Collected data

▶

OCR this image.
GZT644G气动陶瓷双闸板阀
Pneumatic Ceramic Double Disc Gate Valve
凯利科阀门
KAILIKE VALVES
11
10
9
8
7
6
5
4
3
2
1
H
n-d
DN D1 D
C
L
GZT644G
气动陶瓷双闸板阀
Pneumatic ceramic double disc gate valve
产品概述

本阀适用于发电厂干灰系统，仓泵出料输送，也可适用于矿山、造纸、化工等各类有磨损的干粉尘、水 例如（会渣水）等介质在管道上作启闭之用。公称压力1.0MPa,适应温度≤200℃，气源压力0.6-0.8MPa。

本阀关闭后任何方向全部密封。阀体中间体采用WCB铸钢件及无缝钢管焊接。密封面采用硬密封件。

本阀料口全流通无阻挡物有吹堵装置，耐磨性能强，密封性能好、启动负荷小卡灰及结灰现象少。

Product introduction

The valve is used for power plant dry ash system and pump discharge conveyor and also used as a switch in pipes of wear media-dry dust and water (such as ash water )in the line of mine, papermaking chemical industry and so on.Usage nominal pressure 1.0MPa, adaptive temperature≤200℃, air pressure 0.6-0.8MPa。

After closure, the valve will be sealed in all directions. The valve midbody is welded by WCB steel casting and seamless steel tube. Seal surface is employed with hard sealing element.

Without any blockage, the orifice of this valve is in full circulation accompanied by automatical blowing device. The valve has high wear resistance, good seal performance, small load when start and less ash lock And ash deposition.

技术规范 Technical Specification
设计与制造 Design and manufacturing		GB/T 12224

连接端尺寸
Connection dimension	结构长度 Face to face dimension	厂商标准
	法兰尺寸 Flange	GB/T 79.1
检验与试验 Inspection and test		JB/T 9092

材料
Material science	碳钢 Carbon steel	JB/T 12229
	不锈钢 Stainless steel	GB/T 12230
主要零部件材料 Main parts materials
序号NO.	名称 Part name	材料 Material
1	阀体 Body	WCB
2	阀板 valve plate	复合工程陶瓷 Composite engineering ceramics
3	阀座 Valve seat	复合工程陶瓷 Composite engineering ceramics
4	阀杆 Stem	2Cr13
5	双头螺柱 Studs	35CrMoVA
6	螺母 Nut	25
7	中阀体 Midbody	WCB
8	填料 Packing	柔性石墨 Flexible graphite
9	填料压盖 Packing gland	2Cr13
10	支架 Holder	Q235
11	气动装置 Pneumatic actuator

◀

* [WHAT TO WORK ON]: All of the data needs to be reproduced exactly, with no line missing.

* [WRITTEN SOLUTION]:
OCR this image.
GZT644G气动陶瓷双闸板阀
Pneumatic Ceramic Double Disc Gate Valve
凯利科阀门
KAILIKE VALVES
11
10
9
8
7
6
5
4
3
2
1
H
n-d
DN D1 D
C
L
GZT644G
气动陶瓷双闸板阀
Pneumatic ceramic double disc gate valve
产品概述

本阀适用于发电厂干灰系统，仓泵出料输送，也可适用于矿山、造纸、化工等各类有磨损的干粉尘、水 例如（会渣水）等介质在管道上作启闭之用。公称压力1.0MPa,适应温度≤200℃，气源压力0.6-0.8MPa。

本阀关闭后任何方向全部密封。阀体中间体采用WCB铸钢件及无缝钢管焊接。密封面采用硬密封件。

本阀料口全流通无阻挡物有吹堵装置，耐磨性能强，密封性能好、启动负荷小卡灰及结灰现象少。

Product introduction

The valve is used for power plant dry ash system and pump discharge conveyor and also used as a switch in pipes of wear media-dry dust and water (such as ash water )in the line of mine, papermaking chemical industry and so on.Usage nominal pressure 1.0MPa, adaptive temperature≤200℃, air pressure 0.6-0.8MPa。

After closure, the valve will be sealed in all directions. The valve midbody is welded by WCB steel casting and seamless steel tube. Seal surface is employed with hard sealing element.

Without any blockage, the orifice of this valve is in full circulation accompanied by automatical blowing device. The valve has high wear resistance, good seal performance, small load when start and less ash lock And ash deposition.

技术规范 Technical Specification
设计与制造 Design and manufacturing		GB/T 12224

连接端尺寸
Connection dimension	结构长度 Face to face dimension	厂商标准
	法兰尺寸 Flange	GB/T 79.1
检验与试验 Inspection and test		JB/T 9092

材料
Material science	碳钢 Carbon steel	JB/T 12229
	不锈钢 Stainless steel	GB/T 12230
主要零部件材料 Main parts materials
序号NO.	名称 Part name	材料 Material
1	阀体 Body	WCB
2	阀板 valve plate	复合工程陶瓷 Composite engineering ceramics
3	阀座 Valve seat	复合工程陶瓷 Composite engineering ceramics
4	阀杆 Stem	2Cr13
5	双头螺柱 Studs	35CrMoVA
6	螺母 Nut	25
7	中阀体 Midbody	WCB
8	填料 Packing	柔性石墨 Flexible graphite
9	填料压盖 Packing gland	2Cr13
10	支架 Holder	Q235
11	气动装置 Pneumatic actuator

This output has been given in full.